• _Some records_:

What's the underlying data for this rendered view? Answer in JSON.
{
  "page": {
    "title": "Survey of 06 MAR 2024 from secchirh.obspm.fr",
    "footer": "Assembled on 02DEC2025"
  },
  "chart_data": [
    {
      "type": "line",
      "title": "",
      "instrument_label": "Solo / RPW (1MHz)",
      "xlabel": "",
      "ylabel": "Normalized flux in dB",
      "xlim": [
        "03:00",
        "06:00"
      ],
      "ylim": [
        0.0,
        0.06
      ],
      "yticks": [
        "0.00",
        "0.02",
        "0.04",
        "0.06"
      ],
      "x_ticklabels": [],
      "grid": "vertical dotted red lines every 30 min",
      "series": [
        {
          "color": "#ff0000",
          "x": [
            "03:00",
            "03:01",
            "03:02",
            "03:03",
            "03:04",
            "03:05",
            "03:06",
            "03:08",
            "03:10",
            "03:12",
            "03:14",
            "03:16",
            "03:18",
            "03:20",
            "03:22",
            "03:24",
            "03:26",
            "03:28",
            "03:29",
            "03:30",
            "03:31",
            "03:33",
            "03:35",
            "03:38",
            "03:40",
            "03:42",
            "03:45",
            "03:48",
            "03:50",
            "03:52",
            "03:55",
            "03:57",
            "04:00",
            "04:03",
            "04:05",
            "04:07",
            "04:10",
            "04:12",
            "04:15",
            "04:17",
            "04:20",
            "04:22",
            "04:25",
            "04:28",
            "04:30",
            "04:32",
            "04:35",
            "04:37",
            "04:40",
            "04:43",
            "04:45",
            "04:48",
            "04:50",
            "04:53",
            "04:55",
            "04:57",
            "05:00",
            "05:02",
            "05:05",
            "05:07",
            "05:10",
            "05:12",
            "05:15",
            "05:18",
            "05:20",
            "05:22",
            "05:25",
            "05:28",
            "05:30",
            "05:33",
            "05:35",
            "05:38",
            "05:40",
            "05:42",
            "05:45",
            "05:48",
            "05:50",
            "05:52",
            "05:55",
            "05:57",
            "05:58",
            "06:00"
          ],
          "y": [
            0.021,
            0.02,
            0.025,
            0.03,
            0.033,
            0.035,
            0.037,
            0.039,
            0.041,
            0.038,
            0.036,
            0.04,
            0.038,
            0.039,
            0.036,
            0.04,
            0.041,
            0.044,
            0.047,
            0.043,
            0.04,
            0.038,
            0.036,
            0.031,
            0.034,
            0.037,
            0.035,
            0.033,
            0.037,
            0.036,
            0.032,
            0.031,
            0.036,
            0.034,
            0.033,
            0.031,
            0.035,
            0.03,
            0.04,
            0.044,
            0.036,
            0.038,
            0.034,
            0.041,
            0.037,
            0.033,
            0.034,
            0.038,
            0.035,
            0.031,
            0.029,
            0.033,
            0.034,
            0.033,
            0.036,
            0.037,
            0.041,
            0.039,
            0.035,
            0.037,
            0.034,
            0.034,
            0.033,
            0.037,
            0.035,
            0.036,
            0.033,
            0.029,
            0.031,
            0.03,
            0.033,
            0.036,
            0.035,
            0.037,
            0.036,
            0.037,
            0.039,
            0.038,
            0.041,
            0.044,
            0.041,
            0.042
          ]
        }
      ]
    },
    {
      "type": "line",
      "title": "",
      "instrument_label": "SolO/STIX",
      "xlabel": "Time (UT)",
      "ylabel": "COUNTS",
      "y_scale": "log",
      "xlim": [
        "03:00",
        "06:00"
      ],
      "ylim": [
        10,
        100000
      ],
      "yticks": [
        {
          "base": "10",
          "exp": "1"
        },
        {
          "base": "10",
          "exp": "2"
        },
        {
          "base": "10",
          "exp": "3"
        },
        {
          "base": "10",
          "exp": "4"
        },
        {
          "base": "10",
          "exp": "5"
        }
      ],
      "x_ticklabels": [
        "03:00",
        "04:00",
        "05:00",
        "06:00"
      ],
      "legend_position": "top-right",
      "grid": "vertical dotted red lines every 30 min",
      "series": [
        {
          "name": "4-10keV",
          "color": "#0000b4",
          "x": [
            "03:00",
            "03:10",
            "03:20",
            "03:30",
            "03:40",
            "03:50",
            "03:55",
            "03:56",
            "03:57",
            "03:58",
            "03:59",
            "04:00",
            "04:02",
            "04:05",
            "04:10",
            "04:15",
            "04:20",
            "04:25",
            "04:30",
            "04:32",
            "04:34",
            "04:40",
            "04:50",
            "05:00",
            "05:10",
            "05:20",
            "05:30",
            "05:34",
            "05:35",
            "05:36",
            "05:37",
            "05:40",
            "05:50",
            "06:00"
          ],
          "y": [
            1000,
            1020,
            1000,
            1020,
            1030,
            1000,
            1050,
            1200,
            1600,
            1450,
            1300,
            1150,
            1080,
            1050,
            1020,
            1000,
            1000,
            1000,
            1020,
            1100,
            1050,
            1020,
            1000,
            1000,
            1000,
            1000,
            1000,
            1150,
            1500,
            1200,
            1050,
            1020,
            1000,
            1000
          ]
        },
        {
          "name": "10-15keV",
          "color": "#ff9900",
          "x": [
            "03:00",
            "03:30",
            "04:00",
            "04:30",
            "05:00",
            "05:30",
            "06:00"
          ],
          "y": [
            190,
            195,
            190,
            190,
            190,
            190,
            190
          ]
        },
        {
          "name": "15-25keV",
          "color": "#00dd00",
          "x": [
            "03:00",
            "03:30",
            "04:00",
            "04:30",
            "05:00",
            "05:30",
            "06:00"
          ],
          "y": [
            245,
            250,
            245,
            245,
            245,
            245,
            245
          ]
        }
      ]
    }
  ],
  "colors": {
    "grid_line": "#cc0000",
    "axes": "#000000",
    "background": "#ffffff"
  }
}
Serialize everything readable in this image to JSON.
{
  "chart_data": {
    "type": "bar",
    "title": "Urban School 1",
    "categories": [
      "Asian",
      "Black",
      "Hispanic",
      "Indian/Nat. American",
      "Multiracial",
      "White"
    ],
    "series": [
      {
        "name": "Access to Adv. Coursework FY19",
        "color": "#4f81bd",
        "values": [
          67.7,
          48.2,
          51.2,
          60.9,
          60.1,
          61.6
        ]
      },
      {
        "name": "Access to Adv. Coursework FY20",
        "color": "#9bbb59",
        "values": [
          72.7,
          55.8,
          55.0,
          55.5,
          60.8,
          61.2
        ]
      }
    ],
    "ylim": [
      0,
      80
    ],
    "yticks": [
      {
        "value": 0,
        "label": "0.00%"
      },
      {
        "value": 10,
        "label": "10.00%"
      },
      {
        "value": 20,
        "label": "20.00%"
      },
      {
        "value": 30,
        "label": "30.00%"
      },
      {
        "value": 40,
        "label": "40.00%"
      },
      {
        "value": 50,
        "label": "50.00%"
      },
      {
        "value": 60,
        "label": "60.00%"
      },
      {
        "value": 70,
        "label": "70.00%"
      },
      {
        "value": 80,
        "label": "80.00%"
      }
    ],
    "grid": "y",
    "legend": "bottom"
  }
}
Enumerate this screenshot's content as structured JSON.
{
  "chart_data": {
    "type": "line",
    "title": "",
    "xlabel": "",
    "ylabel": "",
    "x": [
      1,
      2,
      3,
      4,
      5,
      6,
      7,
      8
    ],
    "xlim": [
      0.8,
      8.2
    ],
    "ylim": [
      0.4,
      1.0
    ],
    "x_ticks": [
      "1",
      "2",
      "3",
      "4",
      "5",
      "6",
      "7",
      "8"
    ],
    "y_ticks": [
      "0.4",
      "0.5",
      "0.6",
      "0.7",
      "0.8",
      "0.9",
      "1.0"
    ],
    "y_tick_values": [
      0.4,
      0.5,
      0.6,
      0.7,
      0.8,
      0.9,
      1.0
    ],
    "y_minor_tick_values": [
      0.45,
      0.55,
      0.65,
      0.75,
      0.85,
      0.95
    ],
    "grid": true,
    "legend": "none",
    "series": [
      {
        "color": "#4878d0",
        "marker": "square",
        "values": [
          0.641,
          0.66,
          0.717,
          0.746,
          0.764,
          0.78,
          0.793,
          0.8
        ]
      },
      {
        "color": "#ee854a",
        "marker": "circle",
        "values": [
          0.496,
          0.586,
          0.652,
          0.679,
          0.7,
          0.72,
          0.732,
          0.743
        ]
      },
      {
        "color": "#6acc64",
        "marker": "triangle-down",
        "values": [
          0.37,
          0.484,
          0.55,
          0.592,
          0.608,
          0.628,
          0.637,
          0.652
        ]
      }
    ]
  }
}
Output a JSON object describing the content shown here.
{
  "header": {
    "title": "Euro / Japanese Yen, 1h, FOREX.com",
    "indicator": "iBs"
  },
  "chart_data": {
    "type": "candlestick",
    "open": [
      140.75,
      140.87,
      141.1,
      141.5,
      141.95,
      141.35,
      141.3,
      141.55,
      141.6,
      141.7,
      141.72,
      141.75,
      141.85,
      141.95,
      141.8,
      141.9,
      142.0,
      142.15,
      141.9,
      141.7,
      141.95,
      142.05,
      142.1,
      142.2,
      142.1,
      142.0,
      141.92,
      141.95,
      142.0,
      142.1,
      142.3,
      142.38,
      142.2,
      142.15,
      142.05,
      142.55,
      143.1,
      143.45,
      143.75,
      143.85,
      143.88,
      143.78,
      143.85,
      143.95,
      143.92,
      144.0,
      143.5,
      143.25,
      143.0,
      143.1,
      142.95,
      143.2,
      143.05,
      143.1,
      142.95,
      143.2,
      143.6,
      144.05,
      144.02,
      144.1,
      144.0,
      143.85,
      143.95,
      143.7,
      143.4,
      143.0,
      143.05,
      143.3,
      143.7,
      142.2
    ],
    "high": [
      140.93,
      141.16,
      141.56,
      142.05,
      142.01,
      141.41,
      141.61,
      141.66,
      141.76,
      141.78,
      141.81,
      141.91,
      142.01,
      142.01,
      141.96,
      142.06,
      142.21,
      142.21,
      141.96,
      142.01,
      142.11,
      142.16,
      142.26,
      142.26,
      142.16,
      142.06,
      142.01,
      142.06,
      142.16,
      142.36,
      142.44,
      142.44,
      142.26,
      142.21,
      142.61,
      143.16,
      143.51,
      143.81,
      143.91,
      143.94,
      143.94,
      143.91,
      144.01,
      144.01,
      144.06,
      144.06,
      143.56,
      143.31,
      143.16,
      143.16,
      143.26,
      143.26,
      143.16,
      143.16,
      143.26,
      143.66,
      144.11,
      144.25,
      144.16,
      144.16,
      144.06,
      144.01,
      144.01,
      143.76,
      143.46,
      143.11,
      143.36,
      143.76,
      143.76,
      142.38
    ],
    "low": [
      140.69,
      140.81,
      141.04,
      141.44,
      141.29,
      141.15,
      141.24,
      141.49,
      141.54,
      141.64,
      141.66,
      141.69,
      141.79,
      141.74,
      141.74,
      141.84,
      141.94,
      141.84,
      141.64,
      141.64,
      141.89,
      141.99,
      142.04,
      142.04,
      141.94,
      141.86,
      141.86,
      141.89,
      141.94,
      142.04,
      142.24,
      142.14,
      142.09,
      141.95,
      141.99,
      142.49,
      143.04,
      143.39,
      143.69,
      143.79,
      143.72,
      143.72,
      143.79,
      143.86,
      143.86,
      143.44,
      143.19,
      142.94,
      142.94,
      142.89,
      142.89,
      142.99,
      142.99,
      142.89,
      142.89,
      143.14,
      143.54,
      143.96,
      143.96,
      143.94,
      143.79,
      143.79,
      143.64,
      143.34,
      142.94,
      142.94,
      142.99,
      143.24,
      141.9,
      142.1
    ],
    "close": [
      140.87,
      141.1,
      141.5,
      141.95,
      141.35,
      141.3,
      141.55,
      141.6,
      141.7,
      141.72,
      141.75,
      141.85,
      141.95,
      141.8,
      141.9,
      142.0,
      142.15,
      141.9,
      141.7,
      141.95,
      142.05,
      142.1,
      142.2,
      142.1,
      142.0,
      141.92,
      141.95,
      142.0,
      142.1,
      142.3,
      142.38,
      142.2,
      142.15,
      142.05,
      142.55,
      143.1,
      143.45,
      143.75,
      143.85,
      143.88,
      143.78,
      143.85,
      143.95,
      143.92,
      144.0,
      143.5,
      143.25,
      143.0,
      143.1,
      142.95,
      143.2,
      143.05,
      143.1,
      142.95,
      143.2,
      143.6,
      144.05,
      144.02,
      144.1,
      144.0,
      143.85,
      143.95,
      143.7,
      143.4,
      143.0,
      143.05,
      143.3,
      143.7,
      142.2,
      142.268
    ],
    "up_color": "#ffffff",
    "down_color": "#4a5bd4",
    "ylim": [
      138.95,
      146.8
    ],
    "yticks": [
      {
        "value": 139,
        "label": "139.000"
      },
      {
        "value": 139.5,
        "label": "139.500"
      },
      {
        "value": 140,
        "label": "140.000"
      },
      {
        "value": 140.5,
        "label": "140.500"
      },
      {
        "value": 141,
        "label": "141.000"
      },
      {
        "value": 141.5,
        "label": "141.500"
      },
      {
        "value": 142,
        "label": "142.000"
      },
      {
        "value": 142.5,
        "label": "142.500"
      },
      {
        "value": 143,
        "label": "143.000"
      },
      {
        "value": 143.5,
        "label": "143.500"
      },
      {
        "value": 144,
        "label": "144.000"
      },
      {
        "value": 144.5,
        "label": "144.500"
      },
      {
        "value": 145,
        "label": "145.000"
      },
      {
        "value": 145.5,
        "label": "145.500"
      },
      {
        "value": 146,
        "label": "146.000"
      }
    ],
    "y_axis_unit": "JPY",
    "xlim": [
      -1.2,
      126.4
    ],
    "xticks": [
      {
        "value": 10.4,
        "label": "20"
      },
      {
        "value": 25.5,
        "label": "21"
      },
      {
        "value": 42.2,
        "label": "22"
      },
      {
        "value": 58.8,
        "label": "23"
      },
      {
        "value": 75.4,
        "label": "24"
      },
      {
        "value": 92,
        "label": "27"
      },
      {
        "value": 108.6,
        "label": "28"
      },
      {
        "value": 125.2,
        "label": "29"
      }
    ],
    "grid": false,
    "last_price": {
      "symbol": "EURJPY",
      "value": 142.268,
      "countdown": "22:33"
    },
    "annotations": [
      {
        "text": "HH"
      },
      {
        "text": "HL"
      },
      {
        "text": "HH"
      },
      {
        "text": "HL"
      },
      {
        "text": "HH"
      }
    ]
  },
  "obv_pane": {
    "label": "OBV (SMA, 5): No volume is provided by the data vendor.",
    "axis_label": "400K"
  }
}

• _What is being asked_:
Return the lines of the records that include the string "JSON".

• _Answer to the problem_:
What's the underlying data for this rendered view? Answer in JSON.
Serialize everything readable in this image to JSON.
Enumerate this screenshot's content as structured JSON.
Output a JSON object describing the content shown here.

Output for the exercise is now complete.